**** Records to process ****

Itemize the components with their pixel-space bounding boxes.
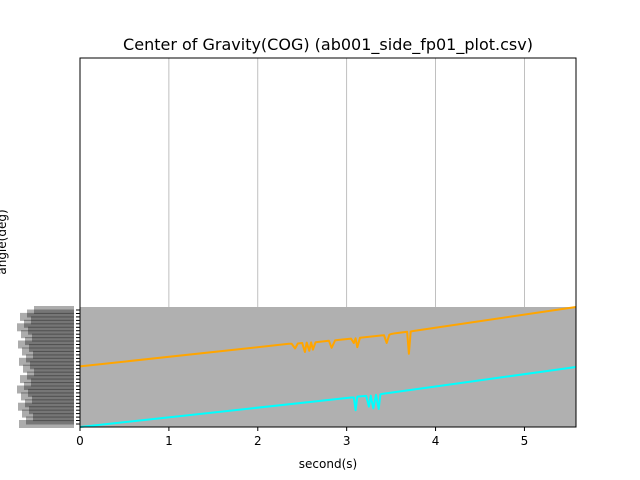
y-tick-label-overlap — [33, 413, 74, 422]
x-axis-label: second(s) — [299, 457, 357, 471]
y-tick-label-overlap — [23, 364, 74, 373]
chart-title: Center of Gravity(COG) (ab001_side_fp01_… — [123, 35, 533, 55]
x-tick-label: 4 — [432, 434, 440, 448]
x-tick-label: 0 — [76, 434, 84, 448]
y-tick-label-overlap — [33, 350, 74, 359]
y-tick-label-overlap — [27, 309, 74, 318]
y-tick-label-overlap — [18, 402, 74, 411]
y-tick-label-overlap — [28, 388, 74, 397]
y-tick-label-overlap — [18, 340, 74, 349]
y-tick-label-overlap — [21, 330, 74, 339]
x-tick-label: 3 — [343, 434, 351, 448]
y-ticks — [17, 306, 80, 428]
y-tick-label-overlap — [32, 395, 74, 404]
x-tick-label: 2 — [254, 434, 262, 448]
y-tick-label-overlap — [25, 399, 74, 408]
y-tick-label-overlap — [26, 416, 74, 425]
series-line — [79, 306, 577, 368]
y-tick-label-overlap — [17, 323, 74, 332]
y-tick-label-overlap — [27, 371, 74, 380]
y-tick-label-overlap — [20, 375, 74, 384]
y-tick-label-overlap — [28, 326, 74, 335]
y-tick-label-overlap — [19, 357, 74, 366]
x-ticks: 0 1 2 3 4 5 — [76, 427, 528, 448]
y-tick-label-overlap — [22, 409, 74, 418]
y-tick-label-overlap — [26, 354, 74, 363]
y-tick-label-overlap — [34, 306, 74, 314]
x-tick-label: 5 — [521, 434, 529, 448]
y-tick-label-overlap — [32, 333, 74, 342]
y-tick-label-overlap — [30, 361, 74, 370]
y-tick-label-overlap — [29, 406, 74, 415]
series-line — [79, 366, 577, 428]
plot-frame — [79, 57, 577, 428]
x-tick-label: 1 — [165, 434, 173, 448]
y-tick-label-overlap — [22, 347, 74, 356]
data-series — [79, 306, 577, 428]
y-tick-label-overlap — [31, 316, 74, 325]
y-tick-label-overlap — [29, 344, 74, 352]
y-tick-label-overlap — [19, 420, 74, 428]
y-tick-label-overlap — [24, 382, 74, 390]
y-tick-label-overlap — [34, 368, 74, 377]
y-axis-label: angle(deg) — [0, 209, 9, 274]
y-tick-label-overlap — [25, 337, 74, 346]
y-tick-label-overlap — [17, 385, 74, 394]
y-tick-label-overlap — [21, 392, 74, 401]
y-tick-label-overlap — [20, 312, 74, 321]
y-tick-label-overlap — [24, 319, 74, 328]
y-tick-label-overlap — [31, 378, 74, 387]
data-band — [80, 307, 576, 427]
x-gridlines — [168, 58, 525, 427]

****

- [What the task requires]: Please reproduce every line of the items above, character for character, but leave the pictures out.

- [Task response]:
Itemize the components with their pixel-space bounding boxes.
y-tick-label-overlap — [33, 413, 74, 422]
x-axis-label: second(s) — [299, 457, 357, 471]
y-tick-label-overlap — [23, 364, 74, 373]
chart-title: Center of Gravity(COG) (ab001_side_fp01_… — [123, 35, 533, 55]
x-tick-label: 4 — [432, 434, 440, 448]
x-tick-label: 0 — [76, 434, 84, 448]
y-tick-label-overlap — [33, 350, 74, 359]
y-tick-label-overlap — [27, 309, 74, 318]
y-tick-label-overlap — [18, 402, 74, 411]
y-tick-label-overlap — [28, 388, 74, 397]
y-tick-label-overlap — [18, 340, 74, 349]
y-tick-label-overlap — [21, 330, 74, 339]
x-tick-label: 3 — [343, 434, 351, 448]
y-ticks — [17, 306, 80, 428]
y-tick-label-overlap — [32, 395, 74, 404]
x-tick-label: 2 — [254, 434, 262, 448]
y-tick-label-overlap — [25, 399, 74, 408]
y-tick-label-overlap — [26, 416, 74, 425]
series-line — [79, 306, 577, 368]
y-tick-label-overlap — [17, 323, 74, 332]
y-tick-label-overlap — [27, 371, 74, 380]
y-tick-label-overlap — [20, 375, 74, 384]
y-tick-label-overlap — [28, 326, 74, 335]
y-tick-label-overlap — [19, 357, 74, 366]
x-ticks: 0 1 2 3 4 5 — [76, 427, 528, 448]
y-tick-label-overlap — [22, 409, 74, 418]
y-tick-label-overlap — [26, 354, 74, 363]
y-tick-label-overlap — [34, 306, 74, 314]
x-tick-label: 5 — [521, 434, 529, 448]
y-tick-label-overlap — [32, 333, 74, 342]
y-tick-label-overlap — [30, 361, 74, 370]
y-tick-label-overlap — [29, 406, 74, 415]
series-line — [79, 366, 577, 428]
plot-frame — [79, 57, 577, 428]
x-tick-label: 1 — [165, 434, 173, 448]
y-tick-label-overlap — [22, 347, 74, 356]
data-series — [79, 306, 577, 428]
y-tick-label-overlap — [31, 316, 74, 325]
y-tick-label-overlap — [29, 344, 74, 352]
y-tick-label-overlap — [19, 420, 74, 428]
y-tick-label-overlap — [24, 382, 74, 390]
y-tick-label-overlap — [34, 368, 74, 377]
y-axis-label: angle(deg) — [0, 209, 9, 274]
y-tick-label-overlap — [25, 337, 74, 346]
y-tick-label-overlap — [17, 385, 74, 394]
y-tick-label-overlap — [21, 392, 74, 401]
y-tick-label-overlap — [20, 312, 74, 321]
y-tick-label-overlap — [24, 319, 74, 328]
y-tick-label-overlap — [31, 378, 74, 387]
data-band — [80, 307, 576, 427]
x-gridlines — [168, 58, 525, 427]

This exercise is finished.